# WRITTEN EXERCISE
Please copy out the records below line by line, keeping every character the same.

# DATASET RECORDS
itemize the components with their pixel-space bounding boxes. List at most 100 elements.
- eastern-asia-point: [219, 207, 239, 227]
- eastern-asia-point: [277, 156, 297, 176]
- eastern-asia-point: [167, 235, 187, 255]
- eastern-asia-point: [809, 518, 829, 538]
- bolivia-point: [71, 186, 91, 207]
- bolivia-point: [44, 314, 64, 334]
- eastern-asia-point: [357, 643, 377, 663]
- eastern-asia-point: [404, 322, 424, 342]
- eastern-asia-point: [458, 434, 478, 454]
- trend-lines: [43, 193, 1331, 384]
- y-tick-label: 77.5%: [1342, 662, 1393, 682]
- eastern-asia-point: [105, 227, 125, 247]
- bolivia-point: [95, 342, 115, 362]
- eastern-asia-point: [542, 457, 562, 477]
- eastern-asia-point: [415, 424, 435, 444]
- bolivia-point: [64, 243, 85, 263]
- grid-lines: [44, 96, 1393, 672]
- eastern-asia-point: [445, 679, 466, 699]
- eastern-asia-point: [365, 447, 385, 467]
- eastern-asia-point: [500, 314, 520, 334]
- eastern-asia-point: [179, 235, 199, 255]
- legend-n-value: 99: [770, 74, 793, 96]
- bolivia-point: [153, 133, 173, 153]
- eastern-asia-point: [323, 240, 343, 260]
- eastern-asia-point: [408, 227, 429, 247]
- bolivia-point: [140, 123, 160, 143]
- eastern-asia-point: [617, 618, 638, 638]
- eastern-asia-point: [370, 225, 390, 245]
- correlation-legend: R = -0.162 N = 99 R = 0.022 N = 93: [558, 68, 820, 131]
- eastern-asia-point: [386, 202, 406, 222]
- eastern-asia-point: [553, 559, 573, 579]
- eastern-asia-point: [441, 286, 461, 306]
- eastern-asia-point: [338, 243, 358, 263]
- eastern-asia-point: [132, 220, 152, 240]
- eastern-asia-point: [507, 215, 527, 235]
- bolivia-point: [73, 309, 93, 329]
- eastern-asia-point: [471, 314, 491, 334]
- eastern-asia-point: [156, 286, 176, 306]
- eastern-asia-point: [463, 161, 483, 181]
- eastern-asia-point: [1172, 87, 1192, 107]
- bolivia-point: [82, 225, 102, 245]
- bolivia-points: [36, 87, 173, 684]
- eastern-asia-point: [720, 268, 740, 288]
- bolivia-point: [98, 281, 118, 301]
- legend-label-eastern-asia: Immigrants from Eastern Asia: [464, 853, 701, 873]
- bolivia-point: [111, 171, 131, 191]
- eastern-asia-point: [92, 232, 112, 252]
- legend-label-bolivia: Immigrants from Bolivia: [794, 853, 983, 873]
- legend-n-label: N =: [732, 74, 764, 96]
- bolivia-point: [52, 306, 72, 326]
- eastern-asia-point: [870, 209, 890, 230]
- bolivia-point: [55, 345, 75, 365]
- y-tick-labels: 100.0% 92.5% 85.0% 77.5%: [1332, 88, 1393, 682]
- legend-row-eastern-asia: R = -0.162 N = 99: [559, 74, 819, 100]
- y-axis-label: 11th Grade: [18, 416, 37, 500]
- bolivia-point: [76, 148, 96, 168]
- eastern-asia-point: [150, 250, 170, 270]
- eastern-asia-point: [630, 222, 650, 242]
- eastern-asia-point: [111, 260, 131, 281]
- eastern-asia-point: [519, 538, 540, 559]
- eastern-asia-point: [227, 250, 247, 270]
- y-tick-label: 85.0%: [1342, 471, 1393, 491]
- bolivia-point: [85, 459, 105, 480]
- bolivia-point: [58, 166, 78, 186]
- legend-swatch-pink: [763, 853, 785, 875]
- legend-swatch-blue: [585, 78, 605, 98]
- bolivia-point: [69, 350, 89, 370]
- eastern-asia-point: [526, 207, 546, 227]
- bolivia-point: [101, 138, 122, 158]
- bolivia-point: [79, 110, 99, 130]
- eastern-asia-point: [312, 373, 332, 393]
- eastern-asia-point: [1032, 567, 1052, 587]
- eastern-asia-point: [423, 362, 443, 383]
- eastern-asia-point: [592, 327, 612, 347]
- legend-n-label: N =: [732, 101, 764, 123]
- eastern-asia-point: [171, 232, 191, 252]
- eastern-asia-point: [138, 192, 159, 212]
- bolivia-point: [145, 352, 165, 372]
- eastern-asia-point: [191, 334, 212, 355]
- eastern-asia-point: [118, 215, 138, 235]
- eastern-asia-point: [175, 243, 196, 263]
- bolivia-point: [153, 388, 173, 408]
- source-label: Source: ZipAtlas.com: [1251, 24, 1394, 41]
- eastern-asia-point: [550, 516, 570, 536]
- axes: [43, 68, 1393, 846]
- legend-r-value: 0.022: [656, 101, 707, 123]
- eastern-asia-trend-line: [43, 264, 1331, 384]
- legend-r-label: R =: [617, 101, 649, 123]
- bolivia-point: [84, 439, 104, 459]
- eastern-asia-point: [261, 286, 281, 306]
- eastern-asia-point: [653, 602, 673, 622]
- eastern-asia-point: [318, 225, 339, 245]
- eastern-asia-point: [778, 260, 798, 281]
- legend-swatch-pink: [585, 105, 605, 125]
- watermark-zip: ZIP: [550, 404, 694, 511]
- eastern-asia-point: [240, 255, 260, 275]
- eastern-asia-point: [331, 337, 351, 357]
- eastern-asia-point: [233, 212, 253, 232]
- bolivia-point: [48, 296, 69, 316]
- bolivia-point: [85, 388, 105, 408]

# WRITTEN ANSWER
itemize the components with their pixel-space bounding boxes. List at most 100 elements.
- eastern-asia-point: [219, 207, 239, 227]
- eastern-asia-point: [277, 156, 297, 176]
- eastern-asia-point: [167, 235, 187, 255]
- eastern-asia-point: [809, 518, 829, 538]
- bolivia-point: [71, 186, 91, 207]
- bolivia-point: [44, 314, 64, 334]
- eastern-asia-point: [357, 643, 377, 663]
- eastern-asia-point: [404, 322, 424, 342]
- eastern-asia-point: [458, 434, 478, 454]
- trend-lines: [43, 193, 1331, 384]
- y-tick-label: 77.5%: [1342, 662, 1393, 682]
- eastern-asia-point: [105, 227, 125, 247]
- bolivia-point: [95, 342, 115, 362]
- eastern-asia-point: [542, 457, 562, 477]
- eastern-asia-point: [415, 424, 435, 444]
- bolivia-point: [64, 243, 85, 263]
- grid-lines: [44, 96, 1393, 672]
- eastern-asia-point: [445, 679, 466, 699]
- eastern-asia-point: [365, 447, 385, 467]
- eastern-asia-point: [500, 314, 520, 334]
- eastern-asia-point: [179, 235, 199, 255]
- legend-n-value: 99: [770, 74, 793, 96]
- bolivia-point: [153, 133, 173, 153]
- eastern-asia-point: [323, 240, 343, 260]
- eastern-asia-point: [408, 227, 429, 247]
- bolivia-point: [140, 123, 160, 143]
- eastern-asia-point: [617, 618, 638, 638]
- eastern-asia-point: [370, 225, 390, 245]
- correlation-legend: R = -0.162 N = 99 R = 0.022 N = 93: [558, 68, 820, 131]
- eastern-asia-point: [386, 202, 406, 222]
- eastern-asia-point: [553, 559, 573, 579]
- eastern-asia-point: [441, 286, 461, 306]
- eastern-asia-point: [338, 243, 358, 263]
- eastern-asia-point: [132, 220, 152, 240]
- eastern-asia-point: [507, 215, 527, 235]
- bolivia-point: [73, 309, 93, 329]
- eastern-asia-point: [471, 314, 491, 334]
- eastern-asia-point: [156, 286, 176, 306]
- eastern-asia-point: [463, 161, 483, 181]
- eastern-asia-point: [1172, 87, 1192, 107]
- bolivia-point: [82, 225, 102, 245]
- bolivia-points: [36, 87, 173, 684]
- eastern-asia-point: [720, 268, 740, 288]
- bolivia-point: [98, 281, 118, 301]
- legend-label-eastern-asia: Immigrants from Eastern Asia: [464, 853, 701, 873]
- bolivia-point: [111, 171, 131, 191]
- eastern-asia-point: [92, 232, 112, 252]
- legend-label-bolivia: Immigrants from Bolivia: [794, 853, 983, 873]
- legend-n-label: N =: [732, 74, 764, 96]
- bolivia-point: [52, 306, 72, 326]
- eastern-asia-point: [870, 209, 890, 230]
- bolivia-point: [55, 345, 75, 365]
- y-tick-labels: 100.0% 92.5% 85.0% 77.5%: [1332, 88, 1393, 682]
- legend-row-eastern-asia: R = -0.162 N = 99: [559, 74, 819, 100]
- y-axis-label: 11th Grade: [18, 416, 37, 500]
- bolivia-point: [76, 148, 96, 168]
- eastern-asia-point: [150, 250, 170, 270]
- eastern-asia-point: [630, 222, 650, 242]
- eastern-asia-point: [111, 260, 131, 281]
- eastern-asia-point: [519, 538, 540, 559]
- eastern-asia-point: [227, 250, 247, 270]
- y-tick-label: 85.0%: [1342, 471, 1393, 491]
- bolivia-point: [85, 459, 105, 480]
- bolivia-point: [58, 166, 78, 186]
- legend-swatch-pink: [763, 853, 785, 875]
- legend-swatch-blue: [585, 78, 605, 98]
- bolivia-point: [69, 350, 89, 370]
- eastern-asia-point: [526, 207, 546, 227]
- bolivia-point: [101, 138, 122, 158]
- bolivia-point: [79, 110, 99, 130]
- eastern-asia-point: [312, 373, 332, 393]
- eastern-asia-point: [1032, 567, 1052, 587]
- eastern-asia-point: [423, 362, 443, 383]
- eastern-asia-point: [592, 327, 612, 347]
- legend-n-label: N =: [732, 101, 764, 123]
- eastern-asia-point: [171, 232, 191, 252]
- eastern-asia-point: [138, 192, 159, 212]
- bolivia-point: [145, 352, 165, 372]
- eastern-asia-point: [191, 334, 212, 355]
- eastern-asia-point: [118, 215, 138, 235]
- eastern-asia-point: [175, 243, 196, 263]
- bolivia-point: [153, 388, 173, 408]
- source-label: Source: ZipAtlas.com: [1251, 24, 1394, 41]
- eastern-asia-point: [550, 516, 570, 536]
- axes: [43, 68, 1393, 846]
- legend-r-value: 0.022: [656, 101, 707, 123]
- eastern-asia-trend-line: [43, 264, 1331, 384]
- legend-r-label: R =: [617, 101, 649, 123]
- bolivia-point: [84, 439, 104, 459]
- eastern-asia-point: [261, 286, 281, 306]
- eastern-asia-point: [653, 602, 673, 622]
- eastern-asia-point: [318, 225, 339, 245]
- eastern-asia-point: [778, 260, 798, 281]
- legend-swatch-pink: [585, 105, 605, 125]
- watermark-zip: ZIP: [550, 404, 694, 511]
- eastern-asia-point: [240, 255, 260, 275]
- eastern-asia-point: [331, 337, 351, 357]
- eastern-asia-point: [233, 212, 253, 232]
- bolivia-point: [48, 296, 69, 316]
- bolivia-point: [85, 388, 105, 408]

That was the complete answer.